## start LISTING

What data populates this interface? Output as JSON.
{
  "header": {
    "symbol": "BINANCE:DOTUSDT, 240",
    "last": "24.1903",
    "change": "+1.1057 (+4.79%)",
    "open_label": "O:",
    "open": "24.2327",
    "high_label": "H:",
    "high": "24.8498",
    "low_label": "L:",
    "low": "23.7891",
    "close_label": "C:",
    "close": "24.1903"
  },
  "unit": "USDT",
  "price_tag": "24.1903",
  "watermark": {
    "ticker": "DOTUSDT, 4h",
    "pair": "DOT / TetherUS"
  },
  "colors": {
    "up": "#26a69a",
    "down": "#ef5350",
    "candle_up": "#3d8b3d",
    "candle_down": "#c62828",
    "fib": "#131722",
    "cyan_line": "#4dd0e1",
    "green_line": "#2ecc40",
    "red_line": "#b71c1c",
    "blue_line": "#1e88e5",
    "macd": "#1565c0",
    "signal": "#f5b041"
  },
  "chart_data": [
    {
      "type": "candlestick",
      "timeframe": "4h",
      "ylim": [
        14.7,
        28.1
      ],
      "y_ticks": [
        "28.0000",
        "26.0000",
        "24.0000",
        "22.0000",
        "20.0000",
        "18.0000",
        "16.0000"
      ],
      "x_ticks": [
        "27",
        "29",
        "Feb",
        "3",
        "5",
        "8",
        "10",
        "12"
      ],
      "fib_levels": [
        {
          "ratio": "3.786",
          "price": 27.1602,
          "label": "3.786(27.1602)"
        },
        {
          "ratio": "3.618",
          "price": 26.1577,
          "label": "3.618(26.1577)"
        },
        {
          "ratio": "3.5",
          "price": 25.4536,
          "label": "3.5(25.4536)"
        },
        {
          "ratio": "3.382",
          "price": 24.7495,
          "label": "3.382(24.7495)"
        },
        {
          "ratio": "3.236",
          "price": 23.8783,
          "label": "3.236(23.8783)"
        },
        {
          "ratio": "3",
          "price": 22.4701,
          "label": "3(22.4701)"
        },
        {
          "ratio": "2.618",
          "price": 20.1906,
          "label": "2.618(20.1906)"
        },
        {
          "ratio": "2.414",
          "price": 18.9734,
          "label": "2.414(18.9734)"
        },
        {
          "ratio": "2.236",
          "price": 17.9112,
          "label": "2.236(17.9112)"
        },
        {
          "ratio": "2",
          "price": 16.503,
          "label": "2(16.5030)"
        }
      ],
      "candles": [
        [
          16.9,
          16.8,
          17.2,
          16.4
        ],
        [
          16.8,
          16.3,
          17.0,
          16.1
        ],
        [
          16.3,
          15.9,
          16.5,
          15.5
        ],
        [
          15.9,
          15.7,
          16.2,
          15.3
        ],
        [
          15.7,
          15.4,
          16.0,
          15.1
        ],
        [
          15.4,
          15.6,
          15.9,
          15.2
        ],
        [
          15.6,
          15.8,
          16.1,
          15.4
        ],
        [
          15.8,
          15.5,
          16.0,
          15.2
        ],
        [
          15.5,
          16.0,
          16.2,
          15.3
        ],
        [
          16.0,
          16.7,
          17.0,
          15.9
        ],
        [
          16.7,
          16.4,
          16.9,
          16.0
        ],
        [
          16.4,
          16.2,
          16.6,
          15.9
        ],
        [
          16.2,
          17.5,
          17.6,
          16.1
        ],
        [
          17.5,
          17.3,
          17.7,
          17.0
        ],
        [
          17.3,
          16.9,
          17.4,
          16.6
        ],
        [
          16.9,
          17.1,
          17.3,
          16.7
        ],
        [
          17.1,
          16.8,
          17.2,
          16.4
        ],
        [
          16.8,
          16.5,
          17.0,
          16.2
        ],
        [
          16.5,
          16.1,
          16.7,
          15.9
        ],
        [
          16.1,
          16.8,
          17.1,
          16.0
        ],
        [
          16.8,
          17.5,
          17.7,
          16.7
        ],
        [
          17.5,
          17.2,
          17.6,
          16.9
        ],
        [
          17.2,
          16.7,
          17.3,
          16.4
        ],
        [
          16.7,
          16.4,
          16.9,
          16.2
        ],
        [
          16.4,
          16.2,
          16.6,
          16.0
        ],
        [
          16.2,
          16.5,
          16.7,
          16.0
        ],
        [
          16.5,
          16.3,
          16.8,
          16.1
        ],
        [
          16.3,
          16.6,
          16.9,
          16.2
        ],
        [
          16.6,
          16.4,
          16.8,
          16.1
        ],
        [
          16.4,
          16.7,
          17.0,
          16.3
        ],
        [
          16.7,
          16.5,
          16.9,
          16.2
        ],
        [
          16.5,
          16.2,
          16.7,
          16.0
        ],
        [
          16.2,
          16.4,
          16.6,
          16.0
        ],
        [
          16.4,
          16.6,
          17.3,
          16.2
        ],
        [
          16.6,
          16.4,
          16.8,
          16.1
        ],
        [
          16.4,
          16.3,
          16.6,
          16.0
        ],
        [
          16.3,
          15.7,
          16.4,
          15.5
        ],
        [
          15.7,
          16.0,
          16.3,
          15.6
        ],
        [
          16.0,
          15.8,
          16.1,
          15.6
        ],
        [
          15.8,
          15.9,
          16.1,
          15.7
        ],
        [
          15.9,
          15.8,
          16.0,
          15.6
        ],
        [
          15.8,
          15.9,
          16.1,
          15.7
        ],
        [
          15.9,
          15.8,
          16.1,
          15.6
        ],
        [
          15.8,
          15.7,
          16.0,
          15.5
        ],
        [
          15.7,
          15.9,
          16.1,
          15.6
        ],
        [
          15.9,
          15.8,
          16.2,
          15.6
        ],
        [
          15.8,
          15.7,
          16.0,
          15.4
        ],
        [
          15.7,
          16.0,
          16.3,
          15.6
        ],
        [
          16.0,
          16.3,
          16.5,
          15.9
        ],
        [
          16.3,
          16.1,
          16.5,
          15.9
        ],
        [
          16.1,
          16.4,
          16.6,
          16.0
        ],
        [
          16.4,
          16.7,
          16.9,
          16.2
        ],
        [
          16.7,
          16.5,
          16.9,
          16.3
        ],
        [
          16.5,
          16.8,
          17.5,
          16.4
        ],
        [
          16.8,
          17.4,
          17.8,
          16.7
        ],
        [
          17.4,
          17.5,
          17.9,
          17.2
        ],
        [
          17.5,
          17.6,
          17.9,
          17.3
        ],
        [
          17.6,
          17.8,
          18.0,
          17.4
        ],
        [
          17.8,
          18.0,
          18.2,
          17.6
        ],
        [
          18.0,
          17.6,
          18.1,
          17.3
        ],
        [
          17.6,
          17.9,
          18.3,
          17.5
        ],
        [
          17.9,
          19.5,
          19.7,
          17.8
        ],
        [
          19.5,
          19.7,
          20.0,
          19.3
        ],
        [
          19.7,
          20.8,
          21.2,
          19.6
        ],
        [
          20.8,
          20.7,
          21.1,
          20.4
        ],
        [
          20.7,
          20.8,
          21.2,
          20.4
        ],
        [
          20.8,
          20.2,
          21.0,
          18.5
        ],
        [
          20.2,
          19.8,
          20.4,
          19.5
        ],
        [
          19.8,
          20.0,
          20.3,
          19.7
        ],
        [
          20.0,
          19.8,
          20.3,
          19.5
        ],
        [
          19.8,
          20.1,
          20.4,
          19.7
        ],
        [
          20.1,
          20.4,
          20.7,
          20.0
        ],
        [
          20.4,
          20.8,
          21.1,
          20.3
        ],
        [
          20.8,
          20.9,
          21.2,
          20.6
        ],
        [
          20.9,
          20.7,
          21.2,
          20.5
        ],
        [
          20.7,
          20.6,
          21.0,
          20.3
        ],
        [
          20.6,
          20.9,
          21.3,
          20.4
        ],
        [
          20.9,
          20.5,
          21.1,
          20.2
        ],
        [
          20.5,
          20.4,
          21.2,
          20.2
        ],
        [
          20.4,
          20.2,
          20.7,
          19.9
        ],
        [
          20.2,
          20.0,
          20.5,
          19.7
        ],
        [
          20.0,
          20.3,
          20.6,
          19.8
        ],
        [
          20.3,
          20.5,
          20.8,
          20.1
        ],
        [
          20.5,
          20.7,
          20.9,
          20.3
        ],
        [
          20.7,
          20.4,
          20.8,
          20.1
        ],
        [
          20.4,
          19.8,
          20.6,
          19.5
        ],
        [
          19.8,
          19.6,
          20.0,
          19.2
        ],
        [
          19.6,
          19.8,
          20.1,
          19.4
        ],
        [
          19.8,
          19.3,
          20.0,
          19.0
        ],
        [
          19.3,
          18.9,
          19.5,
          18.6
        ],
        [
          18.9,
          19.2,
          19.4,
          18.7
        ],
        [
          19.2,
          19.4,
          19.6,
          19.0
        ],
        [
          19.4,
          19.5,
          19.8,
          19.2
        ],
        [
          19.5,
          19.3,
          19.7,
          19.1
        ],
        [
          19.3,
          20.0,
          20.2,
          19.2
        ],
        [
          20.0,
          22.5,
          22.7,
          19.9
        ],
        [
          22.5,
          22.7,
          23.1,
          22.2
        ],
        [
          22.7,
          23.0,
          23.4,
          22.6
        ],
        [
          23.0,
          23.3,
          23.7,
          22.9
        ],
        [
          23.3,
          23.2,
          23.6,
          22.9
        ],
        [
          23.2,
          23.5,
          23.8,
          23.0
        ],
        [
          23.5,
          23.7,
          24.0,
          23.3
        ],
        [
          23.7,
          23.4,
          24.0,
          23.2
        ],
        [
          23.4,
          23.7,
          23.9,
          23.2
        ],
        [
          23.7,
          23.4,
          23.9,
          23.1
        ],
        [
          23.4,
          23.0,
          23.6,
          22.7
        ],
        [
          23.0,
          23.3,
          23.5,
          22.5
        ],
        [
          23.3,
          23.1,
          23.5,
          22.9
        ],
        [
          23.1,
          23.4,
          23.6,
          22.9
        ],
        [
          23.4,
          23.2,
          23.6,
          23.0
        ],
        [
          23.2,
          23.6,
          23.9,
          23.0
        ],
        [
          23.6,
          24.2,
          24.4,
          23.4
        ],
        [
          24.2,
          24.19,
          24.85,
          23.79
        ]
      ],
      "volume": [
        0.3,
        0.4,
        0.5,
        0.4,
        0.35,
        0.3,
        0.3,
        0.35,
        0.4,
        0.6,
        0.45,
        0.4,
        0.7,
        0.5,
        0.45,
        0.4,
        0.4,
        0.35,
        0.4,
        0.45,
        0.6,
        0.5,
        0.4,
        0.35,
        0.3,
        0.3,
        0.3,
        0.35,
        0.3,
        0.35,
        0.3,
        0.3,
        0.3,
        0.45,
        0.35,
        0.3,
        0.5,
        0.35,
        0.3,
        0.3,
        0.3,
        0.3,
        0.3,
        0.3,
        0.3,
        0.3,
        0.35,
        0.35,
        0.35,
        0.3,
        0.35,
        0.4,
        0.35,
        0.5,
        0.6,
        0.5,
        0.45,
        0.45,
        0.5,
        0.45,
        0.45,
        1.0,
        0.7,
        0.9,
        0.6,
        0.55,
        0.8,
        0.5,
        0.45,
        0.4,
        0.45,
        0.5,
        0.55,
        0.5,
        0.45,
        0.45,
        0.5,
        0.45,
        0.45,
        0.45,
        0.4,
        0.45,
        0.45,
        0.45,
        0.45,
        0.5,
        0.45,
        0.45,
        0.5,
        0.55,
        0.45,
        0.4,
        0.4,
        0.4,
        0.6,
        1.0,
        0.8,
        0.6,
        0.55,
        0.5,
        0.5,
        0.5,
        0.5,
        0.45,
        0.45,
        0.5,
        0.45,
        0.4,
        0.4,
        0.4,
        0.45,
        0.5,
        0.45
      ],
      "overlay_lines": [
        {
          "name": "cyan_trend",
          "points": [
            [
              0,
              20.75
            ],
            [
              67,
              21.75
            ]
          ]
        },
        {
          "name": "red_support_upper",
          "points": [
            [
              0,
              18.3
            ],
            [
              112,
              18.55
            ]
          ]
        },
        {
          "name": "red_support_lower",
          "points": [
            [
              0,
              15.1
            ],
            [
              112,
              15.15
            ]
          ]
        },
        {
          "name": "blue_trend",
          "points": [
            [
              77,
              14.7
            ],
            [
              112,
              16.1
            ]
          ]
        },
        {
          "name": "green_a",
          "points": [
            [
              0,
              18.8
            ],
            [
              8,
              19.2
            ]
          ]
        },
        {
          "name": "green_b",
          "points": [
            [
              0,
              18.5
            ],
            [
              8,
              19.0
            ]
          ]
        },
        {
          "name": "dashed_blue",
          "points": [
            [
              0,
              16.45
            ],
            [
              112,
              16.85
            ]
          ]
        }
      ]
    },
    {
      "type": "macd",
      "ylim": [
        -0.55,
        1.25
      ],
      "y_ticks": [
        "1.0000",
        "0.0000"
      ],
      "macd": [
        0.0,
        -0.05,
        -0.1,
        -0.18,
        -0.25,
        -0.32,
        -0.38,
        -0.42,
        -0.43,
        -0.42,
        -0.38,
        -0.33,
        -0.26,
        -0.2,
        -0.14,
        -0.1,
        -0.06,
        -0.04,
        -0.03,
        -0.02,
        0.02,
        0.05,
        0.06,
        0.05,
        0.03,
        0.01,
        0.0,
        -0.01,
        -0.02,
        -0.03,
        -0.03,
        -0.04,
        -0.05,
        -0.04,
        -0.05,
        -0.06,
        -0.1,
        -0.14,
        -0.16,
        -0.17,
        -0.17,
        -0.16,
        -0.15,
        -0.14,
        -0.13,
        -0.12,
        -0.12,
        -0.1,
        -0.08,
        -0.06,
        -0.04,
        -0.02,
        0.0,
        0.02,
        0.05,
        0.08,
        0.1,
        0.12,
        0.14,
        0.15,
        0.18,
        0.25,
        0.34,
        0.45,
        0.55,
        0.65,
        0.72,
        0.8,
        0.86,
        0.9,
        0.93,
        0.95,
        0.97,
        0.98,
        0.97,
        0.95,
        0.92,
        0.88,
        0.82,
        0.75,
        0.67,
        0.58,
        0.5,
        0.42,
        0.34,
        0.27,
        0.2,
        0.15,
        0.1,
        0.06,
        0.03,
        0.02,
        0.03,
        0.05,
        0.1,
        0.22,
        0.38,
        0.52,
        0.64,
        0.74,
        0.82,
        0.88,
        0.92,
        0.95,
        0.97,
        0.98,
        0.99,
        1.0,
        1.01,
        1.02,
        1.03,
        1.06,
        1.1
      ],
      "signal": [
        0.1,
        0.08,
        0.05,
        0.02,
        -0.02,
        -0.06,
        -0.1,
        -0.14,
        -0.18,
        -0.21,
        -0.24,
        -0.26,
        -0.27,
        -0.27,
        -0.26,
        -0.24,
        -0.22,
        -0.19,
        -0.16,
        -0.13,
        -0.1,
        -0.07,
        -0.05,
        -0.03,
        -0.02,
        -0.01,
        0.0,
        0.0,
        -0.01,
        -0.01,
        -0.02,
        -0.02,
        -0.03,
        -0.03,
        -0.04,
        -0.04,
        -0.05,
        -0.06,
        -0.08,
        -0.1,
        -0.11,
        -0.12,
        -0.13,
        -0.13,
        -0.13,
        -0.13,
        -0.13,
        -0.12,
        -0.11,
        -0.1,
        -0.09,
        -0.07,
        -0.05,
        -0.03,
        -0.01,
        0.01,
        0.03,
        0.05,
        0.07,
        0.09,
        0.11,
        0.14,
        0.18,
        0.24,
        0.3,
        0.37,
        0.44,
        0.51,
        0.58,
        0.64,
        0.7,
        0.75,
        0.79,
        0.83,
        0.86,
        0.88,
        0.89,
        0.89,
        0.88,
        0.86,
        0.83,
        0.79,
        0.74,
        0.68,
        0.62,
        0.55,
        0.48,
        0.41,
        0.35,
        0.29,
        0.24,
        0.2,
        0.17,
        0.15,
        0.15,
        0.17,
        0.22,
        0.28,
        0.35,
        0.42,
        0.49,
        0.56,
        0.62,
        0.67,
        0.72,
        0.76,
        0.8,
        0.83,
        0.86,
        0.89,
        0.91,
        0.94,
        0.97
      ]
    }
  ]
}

## end LISTING

• TASK BRIEF
From the entries above, copy out every line where the string "name" appears.

• ANSWER FOR THE TASK
          "name": "cyan_trend",
          "name": "red_support_upper",
          "name": "red_support_lower",
          "name": "blue_trend",
          "name": "green_a",
          "name": "green_b",
          "name": "dashed_blue",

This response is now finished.